■ **ENTRIES SUPPLIED**

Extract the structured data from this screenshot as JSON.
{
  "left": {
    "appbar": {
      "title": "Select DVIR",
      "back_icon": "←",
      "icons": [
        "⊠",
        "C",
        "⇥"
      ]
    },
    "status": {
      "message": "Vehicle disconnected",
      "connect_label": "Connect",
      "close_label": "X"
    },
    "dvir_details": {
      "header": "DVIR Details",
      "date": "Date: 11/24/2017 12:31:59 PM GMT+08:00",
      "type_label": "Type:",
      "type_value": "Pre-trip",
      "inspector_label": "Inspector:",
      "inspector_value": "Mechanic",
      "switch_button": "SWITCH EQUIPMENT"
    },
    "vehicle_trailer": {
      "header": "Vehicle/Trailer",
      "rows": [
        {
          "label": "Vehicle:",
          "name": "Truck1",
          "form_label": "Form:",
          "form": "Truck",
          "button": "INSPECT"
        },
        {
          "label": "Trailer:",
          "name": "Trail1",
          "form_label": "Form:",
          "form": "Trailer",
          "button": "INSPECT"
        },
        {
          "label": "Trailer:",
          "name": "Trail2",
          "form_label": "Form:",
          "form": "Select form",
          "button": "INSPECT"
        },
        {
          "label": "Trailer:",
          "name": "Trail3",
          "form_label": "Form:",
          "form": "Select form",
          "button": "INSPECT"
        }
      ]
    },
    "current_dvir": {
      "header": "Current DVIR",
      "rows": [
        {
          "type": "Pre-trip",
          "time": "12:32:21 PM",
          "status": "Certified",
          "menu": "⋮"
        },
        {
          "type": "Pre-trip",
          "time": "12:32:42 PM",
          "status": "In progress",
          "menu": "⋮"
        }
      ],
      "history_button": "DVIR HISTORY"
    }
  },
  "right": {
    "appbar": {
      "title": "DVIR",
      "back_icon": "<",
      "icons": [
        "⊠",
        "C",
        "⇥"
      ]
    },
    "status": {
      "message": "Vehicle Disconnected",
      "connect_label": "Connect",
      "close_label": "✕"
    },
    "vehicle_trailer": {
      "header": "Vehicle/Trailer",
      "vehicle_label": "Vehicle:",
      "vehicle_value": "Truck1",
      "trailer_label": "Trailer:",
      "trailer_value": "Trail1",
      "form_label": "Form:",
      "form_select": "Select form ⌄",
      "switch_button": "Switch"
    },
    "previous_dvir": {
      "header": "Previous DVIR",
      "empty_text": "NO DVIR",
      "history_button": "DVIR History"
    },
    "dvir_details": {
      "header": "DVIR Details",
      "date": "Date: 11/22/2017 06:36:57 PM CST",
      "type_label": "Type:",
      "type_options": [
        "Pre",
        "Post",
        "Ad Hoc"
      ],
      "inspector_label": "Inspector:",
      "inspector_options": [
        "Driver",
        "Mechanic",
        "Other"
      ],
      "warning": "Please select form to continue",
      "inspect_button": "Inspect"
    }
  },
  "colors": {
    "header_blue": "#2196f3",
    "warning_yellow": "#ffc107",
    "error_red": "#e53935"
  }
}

■ **AIM OF THE TASK**
Go through the data and return every record exactly.

■ **FULL SOLUTION**
Extract the structured data from this screenshot as JSON.
{
  "left": {
    "appbar": {
      "title": "Select DVIR",
      "back_icon": "←",
      "icons": [
        "⊠",
        "C",
        "⇥"
      ]
    },
    "status": {
      "message": "Vehicle disconnected",
      "connect_label": "Connect",
      "close_label": "X"
    },
    "dvir_details": {
      "header": "DVIR Details",
      "date": "Date: 11/24/2017 12:31:59 PM GMT+08:00",
      "type_label": "Type:",
      "type_value": "Pre-trip",
      "inspector_label": "Inspector:",
      "inspector_value": "Mechanic",
      "switch_button": "SWITCH EQUIPMENT"
    },
    "vehicle_trailer": {
      "header": "Vehicle/Trailer",
      "rows": [
        {
          "label": "Vehicle:",
          "name": "Truck1",
          "form_label": "Form:",
          "form": "Truck",
          "button": "INSPECT"
        },
        {
          "label": "Trailer:",
          "name": "Trail1",
          "form_label": "Form:",
          "form": "Trailer",
          "button": "INSPECT"
        },
        {
          "label": "Trailer:",
          "name": "Trail2",
          "form_label": "Form:",
          "form": "Select form",
          "button": "INSPECT"
        },
        {
          "label": "Trailer:",
          "name": "Trail3",
          "form_label": "Form:",
          "form": "Select form",
          "button": "INSPECT"
        }
      ]
    },
    "current_dvir": {
      "header": "Current DVIR",
      "rows": [
        {
          "type": "Pre-trip",
          "time": "12:32:21 PM",
          "status": "Certified",
          "menu": "⋮"
        },
        {
          "type": "Pre-trip",
          "time": "12:32:42 PM",
          "status": "In progress",
          "menu": "⋮"
        }
      ],
      "history_button": "DVIR HISTORY"
    }
  },
  "right": {
    "appbar": {
      "title": "DVIR",
      "back_icon": "<",
      "icons": [
        "⊠",
        "C",
        "⇥"
      ]
    },
    "status": {
      "message": "Vehicle Disconnected",
      "connect_label": "Connect",
      "close_label": "✕"
    },
    "vehicle_trailer": {
      "header": "Vehicle/Trailer",
      "vehicle_label": "Vehicle:",
      "vehicle_value": "Truck1",
      "trailer_label": "Trailer:",
      "trailer_value": "Trail1",
      "form_label": "Form:",
      "form_select": "Select form ⌄",
      "switch_button": "Switch"
    },
    "previous_dvir": {
      "header": "Previous DVIR",
      "empty_text": "NO DVIR",
      "history_button": "DVIR History"
    },
    "dvir_details": {
      "header": "DVIR Details",
      "date": "Date: 11/22/2017 06:36:57 PM CST",
      "type_label": "Type:",
      "type_options": [
        "Pre",
        "Post",
        "Ad Hoc"
      ],
      "inspector_label": "Inspector:",
      "inspector_options": [
        "Driver",
        "Mechanic",
        "Other"
      ],
      "warning": "Please select form to continue",
      "inspect_button": "Inspect"
    }
  },
  "colors": {
    "header_blue": "#2196f3",
    "warning_yellow": "#ffc107",
    "error_red": "#e53935"
  }
}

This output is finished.